--- Start TASK DATA ---

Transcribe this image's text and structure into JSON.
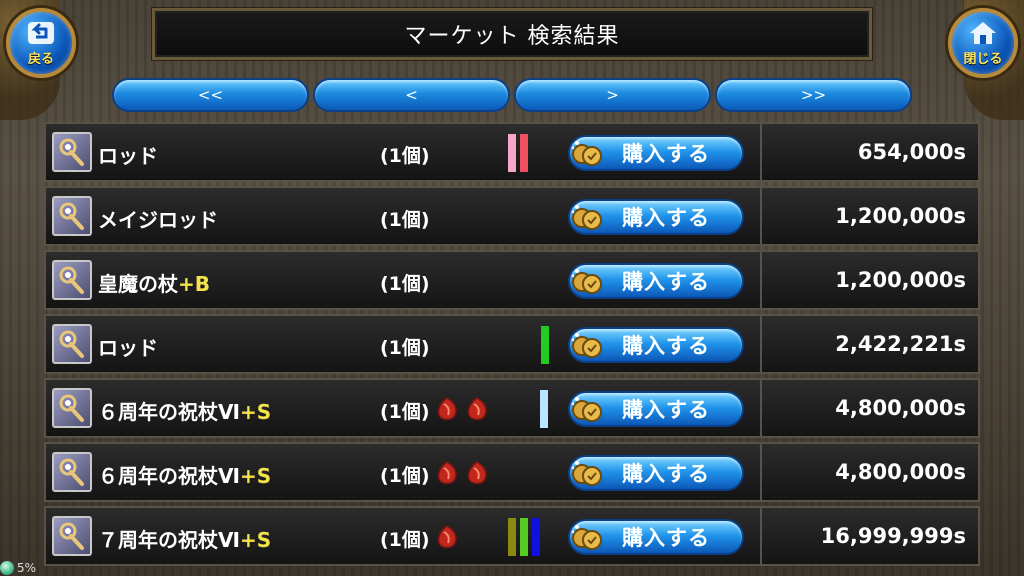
{
  "header": {
    "title": "マーケット 検索結果"
  },
  "nav": {
    "back_label": "戻る",
    "close_label": "閉じる"
  },
  "pager": [
    "<<",
    "<",
    ">",
    ">>"
  ],
  "buy_label": "購入する",
  "rows": [
    {
      "name": "ロッド",
      "grade": "",
      "qty": "(1個)",
      "gems": 0,
      "bars": [
        "#f4a7c8",
        "#f05060"
      ],
      "price": "654,000s"
    },
    {
      "name": "メイジロッド",
      "grade": "",
      "qty": "(1個)",
      "gems": 0,
      "bars": [],
      "price": "1,200,000s"
    },
    {
      "name": "皇魔の杖",
      "grade": "+B",
      "qty": "(1個)",
      "gems": 0,
      "bars": [],
      "price": "1,200,000s"
    },
    {
      "name": "ロッド",
      "grade": "",
      "qty": "(1個)",
      "gems": 0,
      "bars": [
        "#22cc22"
      ],
      "price": "2,422,221s"
    },
    {
      "name": "６周年の祝杖Ⅵ",
      "grade": "+S",
      "qty": "(1個)",
      "gems": 2,
      "bars": [
        "#b8e6ff"
      ],
      "price": "4,800,000s"
    },
    {
      "name": "６周年の祝杖Ⅵ",
      "grade": "+S",
      "qty": "(1個)",
      "gems": 2,
      "bars": [],
      "price": "4,800,000s"
    },
    {
      "name": "７周年の祝杖Ⅵ",
      "grade": "+S",
      "qty": "(1個)",
      "gems": 1,
      "bars": [
        "#8a8a12",
        "#55cc22",
        "#1010e0"
      ],
      "price": "16,999,999s"
    }
  ],
  "status": {
    "percent": "5%"
  }
}
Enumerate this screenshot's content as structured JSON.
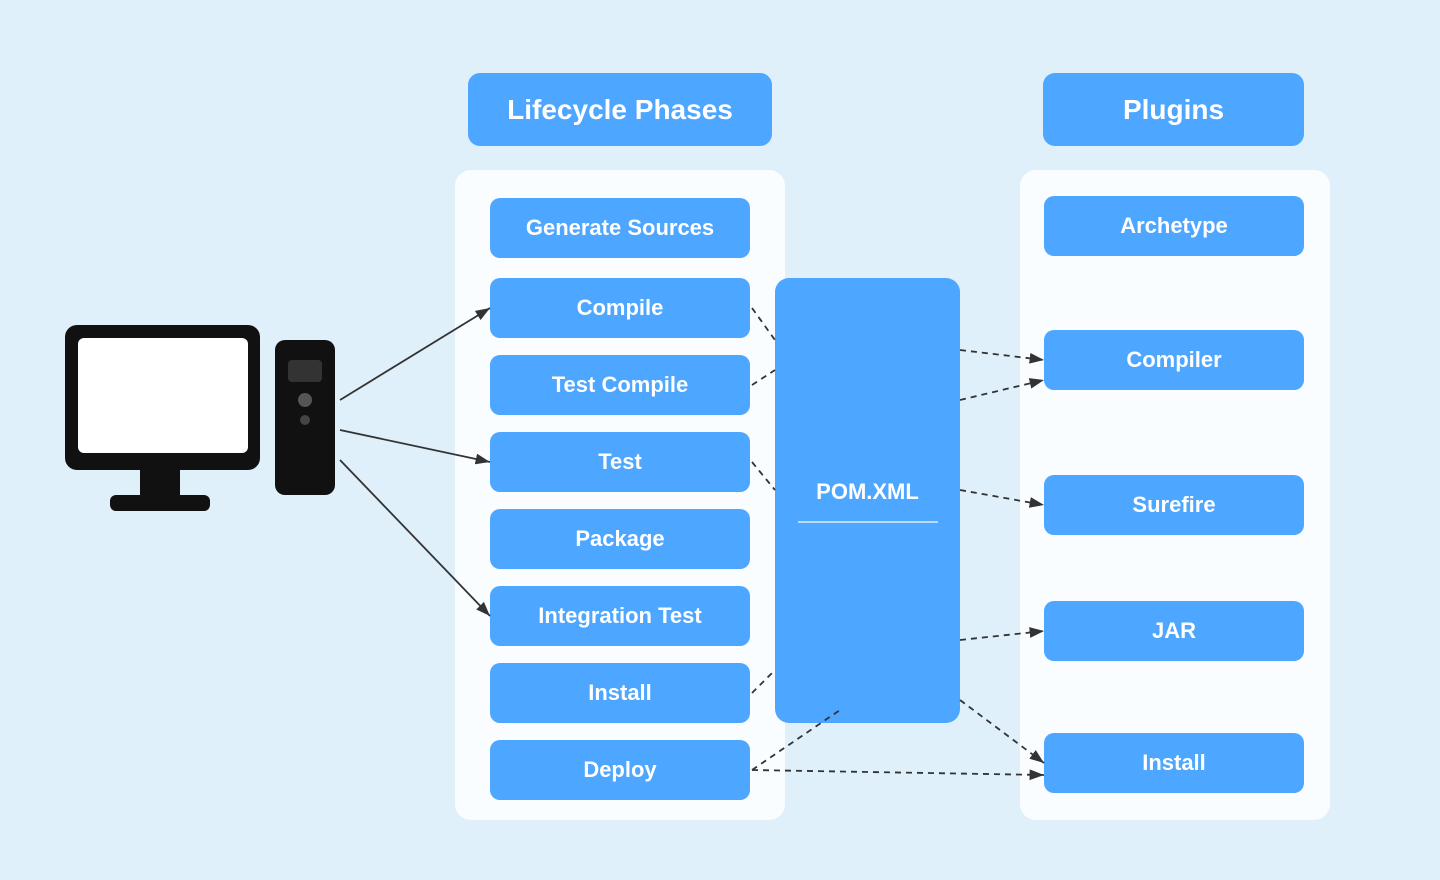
{
  "headers": {
    "lifecycle": "Lifecycle Phases",
    "plugins": "Plugins"
  },
  "phases": [
    {
      "id": "generate",
      "label": "Generate Sources"
    },
    {
      "id": "compile",
      "label": "Compile"
    },
    {
      "id": "testcompile",
      "label": "Test Compile"
    },
    {
      "id": "test",
      "label": "Test"
    },
    {
      "id": "package",
      "label": "Package"
    },
    {
      "id": "inttest",
      "label": "Integration Test"
    },
    {
      "id": "install",
      "label": "Install"
    },
    {
      "id": "deploy",
      "label": "Deploy"
    }
  ],
  "pom": {
    "label": "POM.XML"
  },
  "plugins": [
    {
      "id": "archetype",
      "label": "Archetype"
    },
    {
      "id": "compiler",
      "label": "Compiler"
    },
    {
      "id": "surefire",
      "label": "Surefire"
    },
    {
      "id": "jar",
      "label": "JAR"
    },
    {
      "id": "install",
      "label": "Install"
    }
  ]
}
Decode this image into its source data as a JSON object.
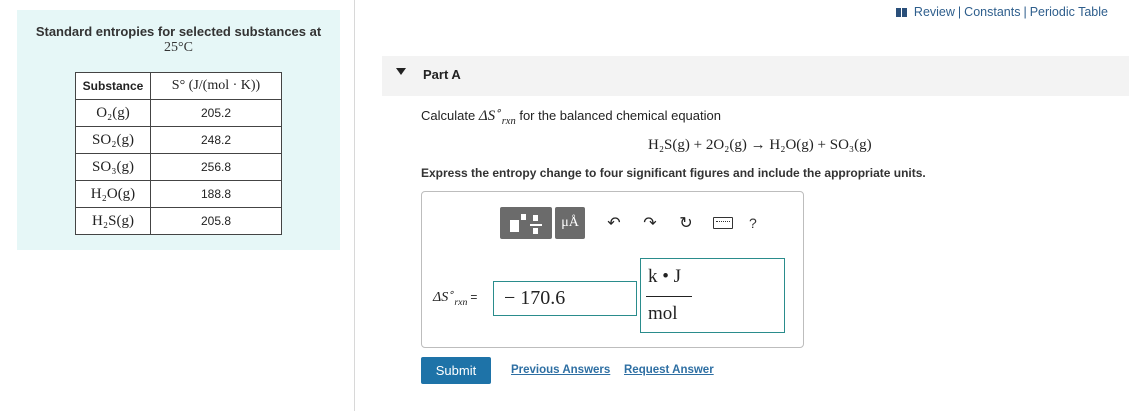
{
  "table": {
    "title_line1": "Standard entropies for selected substances at",
    "title_line2": "25°C",
    "header_substance": "Substance",
    "header_entropy": "S° (J/(mol · K))",
    "rows": [
      {
        "substance": "O₂(g)",
        "value": "205.2"
      },
      {
        "substance": "SO₂(g)",
        "value": "248.2"
      },
      {
        "substance": "SO₃(g)",
        "value": "256.8"
      },
      {
        "substance": "H₂O(g)",
        "value": "188.8"
      },
      {
        "substance": "H₂S(g)",
        "value": "205.8"
      }
    ]
  },
  "top_links": {
    "review": "Review",
    "sep": "|",
    "constants": "Constants",
    "periodic": "Periodic Table"
  },
  "part": {
    "title": "Part A"
  },
  "question": {
    "prompt_pre": "Calculate",
    "delta_s": "ΔS",
    "sup": "∘",
    "sub": "rxn",
    "prompt_post": "for the balanced chemical equation",
    "equation": "H₂S(g) + 2O₂(g) → H₂O(g) + SO₃(g)",
    "instruction": "Express the entropy change to four significant figures and include the appropriate units."
  },
  "toolbar": {
    "units_label": "μÅ",
    "undo": "↶",
    "redo": "↷",
    "reset": "↻",
    "help": "?"
  },
  "answer": {
    "label": "ΔS",
    "label_sup": "∘",
    "label_sub": "rxn",
    "equals": "=",
    "value": "− 170.6",
    "units_num": "k • J",
    "units_den": "mol"
  },
  "actions": {
    "submit": "Submit",
    "previous": "Previous Answers",
    "request": "Request Answer"
  }
}
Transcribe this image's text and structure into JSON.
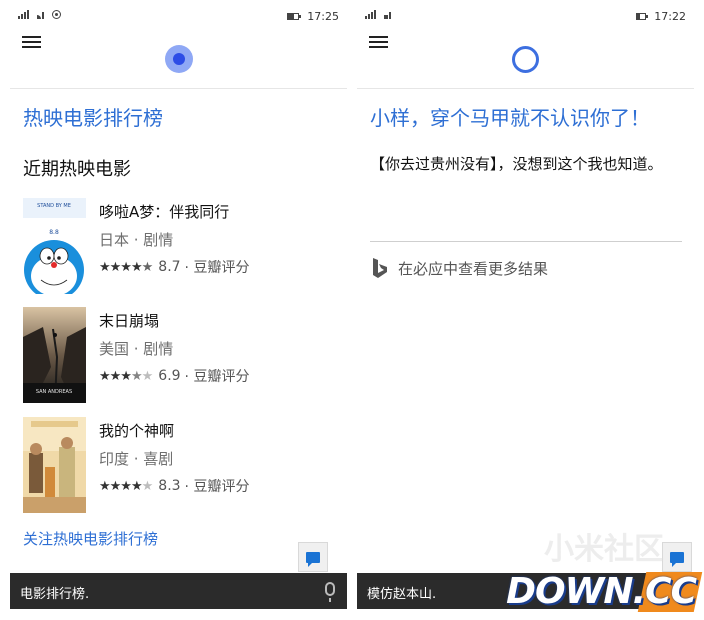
{
  "left_screen": {
    "status": {
      "time": "17:25"
    },
    "bottom_query": "电影排行榜.",
    "card_title": "热映电影排行榜",
    "section_title": "近期热映电影",
    "movies": [
      {
        "title": "哆啦A梦：伴我同行",
        "meta": "日本 · 剧情",
        "rating": 4.5,
        "score": "8.7",
        "source": "· 豆瓣评分",
        "poster_caption": "STAND BY ME"
      },
      {
        "title": "末日崩塌",
        "meta": "美国 · 剧情",
        "rating": 3.5,
        "score": "6.9",
        "source": "· 豆瓣评分",
        "poster_caption": "SAN ANDREAS"
      },
      {
        "title": "我的个神啊",
        "meta": "印度 · 喜剧",
        "rating": 4,
        "score": "8.3",
        "source": "· 豆瓣评分",
        "poster_caption": ""
      }
    ],
    "follow_link": "关注热映电影排行榜",
    "icons": {
      "menu": "hamburger-icon",
      "cortana": "cortana-orb-icon",
      "feedback": "feedback-icon",
      "mic": "microphone-icon"
    }
  },
  "right_screen": {
    "status": {
      "time": "17:22"
    },
    "bottom_query": "模仿赵本山.",
    "reply_title": "小样，穿个马甲就不认识你了！",
    "reply_body": "【你去过贵州没有】，没想到这个我也知道。",
    "bing_link": "在必应中查看更多结果",
    "icons": {
      "menu": "hamburger-icon",
      "cortana": "cortana-ring-icon",
      "bing": "bing-icon",
      "feedback": "feedback-icon"
    }
  },
  "watermark": {
    "text": "DOWN.CC",
    "ghost": "小米社区"
  },
  "colors": {
    "accent": "#2e6fd4",
    "bar": "#2b2b2b",
    "orb": "#2c4ce6",
    "star": "#333333"
  }
}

--- End TASK DATA ---

Restate the records word for word, omitting images.

- [EXERCISE OUTPUT]
Transcribe this image's text and structure into JSON.
{
  "header": {
    "title": "マーケット 検索結果"
  },
  "nav": {
    "back_label": "戻る",
    "close_label": "閉じる"
  },
  "pager": [
    "<<",
    "<",
    ">",
    ">>"
  ],
  "buy_label": "購入する",
  "rows": [
    {
      "name": "ロッド",
      "grade": "",
      "qty": "(1個)",
      "gems": 0,
      "bars": [
        "#f4a7c8",
        "#f05060"
      ],
      "price": "654,000s"
    },
    {
      "name": "メイジロッド",
      "grade": "",
      "qty": "(1個)",
      "gems": 0,
      "bars": [],
      "price": "1,200,000s"
    },
    {
      "name": "皇魔の杖",
      "grade": "+B",
      "qty": "(1個)",
      "gems": 0,
      "bars": [],
      "price": "1,200,000s"
    },
    {
      "name": "ロッド",
      "grade": "",
      "qty": "(1個)",
      "gems": 0,
      "bars": [
        "#22cc22"
      ],
      "price": "2,422,221s"
    },
    {
      "name": "６周年の祝杖Ⅵ",
      "grade": "+S",
      "qty": "(1個)",
      "gems": 2,
      "bars": [
        "#b8e6ff"
      ],
      "price": "4,800,000s"
    },
    {
      "name": "６周年の祝杖Ⅵ",
      "grade": "+S",
      "qty": "(1個)",
      "gems": 2,
      "bars": [],
      "price": "4,800,000s"
    },
    {
      "name": "７周年の祝杖Ⅵ",
      "grade": "+S",
      "qty": "(1個)",
      "gems": 1,
      "bars": [
        "#8a8a12",
        "#55cc22",
        "#1010e0"
      ],
      "price": "16,999,999s"
    }
  ],
  "status": {
    "percent": "5%"
  }
}
Enumerate this screenshot's content as structured JSON.
{
  "headers": {
    "lifecycle": "Lifecycle Phases",
    "plugins": "Plugins"
  },
  "phases": [
    {
      "id": "generate",
      "label": "Generate Sources"
    },
    {
      "id": "compile",
      "label": "Compile"
    },
    {
      "id": "testcompile",
      "label": "Test Compile"
    },
    {
      "id": "test",
      "label": "Test"
    },
    {
      "id": "package",
      "label": "Package"
    },
    {
      "id": "inttest",
      "label": "Integration Test"
    },
    {
      "id": "install",
      "label": "Install"
    },
    {
      "id": "deploy",
      "label": "Deploy"
    }
  ],
  "pom": {
    "label": "POM.XML"
  },
  "plugins": [
    {
      "id": "archetype",
      "label": "Archetype"
    },
    {
      "id": "compiler",
      "label": "Compiler"
    },
    {
      "id": "surefire",
      "label": "Surefire"
    },
    {
      "id": "jar",
      "label": "JAR"
    },
    {
      "id": "install",
      "label": "Install"
    }
  ]
}
Decode this image into its source data as a JSON object.
{
  "table": {
    "title_line1": "Standard entropies for selected substances at",
    "title_line2": "25°C",
    "header_substance": "Substance",
    "header_entropy": "S° (J/(mol · K))",
    "rows": [
      {
        "substance": "O₂(g)",
        "value": "205.2"
      },
      {
        "substance": "SO₂(g)",
        "value": "248.2"
      },
      {
        "substance": "SO₃(g)",
        "value": "256.8"
      },
      {
        "substance": "H₂O(g)",
        "value": "188.8"
      },
      {
        "substance": "H₂S(g)",
        "value": "205.8"
      }
    ]
  },
  "top_links": {
    "review": "Review",
    "sep": "|",
    "constants": "Constants",
    "periodic": "Periodic Table"
  },
  "part": {
    "title": "Part A"
  },
  "question": {
    "prompt_pre": "Calculate",
    "delta_s": "ΔS",
    "sup": "∘",
    "sub": "rxn",
    "prompt_post": "for the balanced chemical equation",
    "equation": "H₂S(g) + 2O₂(g) → H₂O(g) + SO₃(g)",
    "instruction": "Express the entropy change to four significant figures and include the appropriate units."
  },
  "toolbar": {
    "units_label": "μÅ",
    "undo": "↶",
    "redo": "↷",
    "reset": "↻",
    "help": "?"
  },
  "answer": {
    "label": "ΔS",
    "label_sup": "∘",
    "label_sub": "rxn",
    "equals": "=",
    "value": "− 170.6",
    "units_num": "k • J",
    "units_den": "mol"
  },
  "actions": {
    "submit": "Submit",
    "previous": "Previous Answers",
    "request": "Request Answer"
  }
}
Transcribe this image's text and structure into JSON.
{
  "left_screen": {
    "status": {
      "time": "17:25"
    },
    "bottom_query": "电影排行榜.",
    "card_title": "热映电影排行榜",
    "section_title": "近期热映电影",
    "movies": [
      {
        "title": "哆啦A梦：伴我同行",
        "meta": "日本 · 剧情",
        "rating": 4.5,
        "score": "8.7",
        "source": "· 豆瓣评分",
        "poster_caption": "STAND BY ME"
      },
      {
        "title": "末日崩塌",
        "meta": "美国 · 剧情",
        "rating": 3.5,
        "score": "6.9",
        "source": "· 豆瓣评分",
        "poster_caption": "SAN ANDREAS"
      },
      {
        "title": "我的个神啊",
        "meta": "印度 · 喜剧",
        "rating": 4,
        "score": "8.3",
        "source": "· 豆瓣评分",
        "poster_caption": ""
      }
    ],
    "follow_link": "关注热映电影排行榜",
    "icons": {
      "menu": "hamburger-icon",
      "cortana": "cortana-orb-icon",
      "feedback": "feedback-icon",
      "mic": "microphone-icon"
    }
  },
  "right_screen": {
    "status": {
      "time": "17:22"
    },
    "bottom_query": "模仿赵本山.",
    "reply_title": "小样，穿个马甲就不认识你了！",
    "reply_body": "【你去过贵州没有】，没想到这个我也知道。",
    "bing_link": "在必应中查看更多结果",
    "icons": {
      "menu": "hamburger-icon",
      "cortana": "cortana-ring-icon",
      "bing": "bing-icon",
      "feedback": "feedback-icon"
    }
  },
  "watermark": {
    "text": "DOWN.CC",
    "ghost": "小米社区"
  },
  "colors": {
    "accent": "#2e6fd4",
    "bar": "#2b2b2b",
    "orb": "#2c4ce6",
    "star": "#333333"
  }
}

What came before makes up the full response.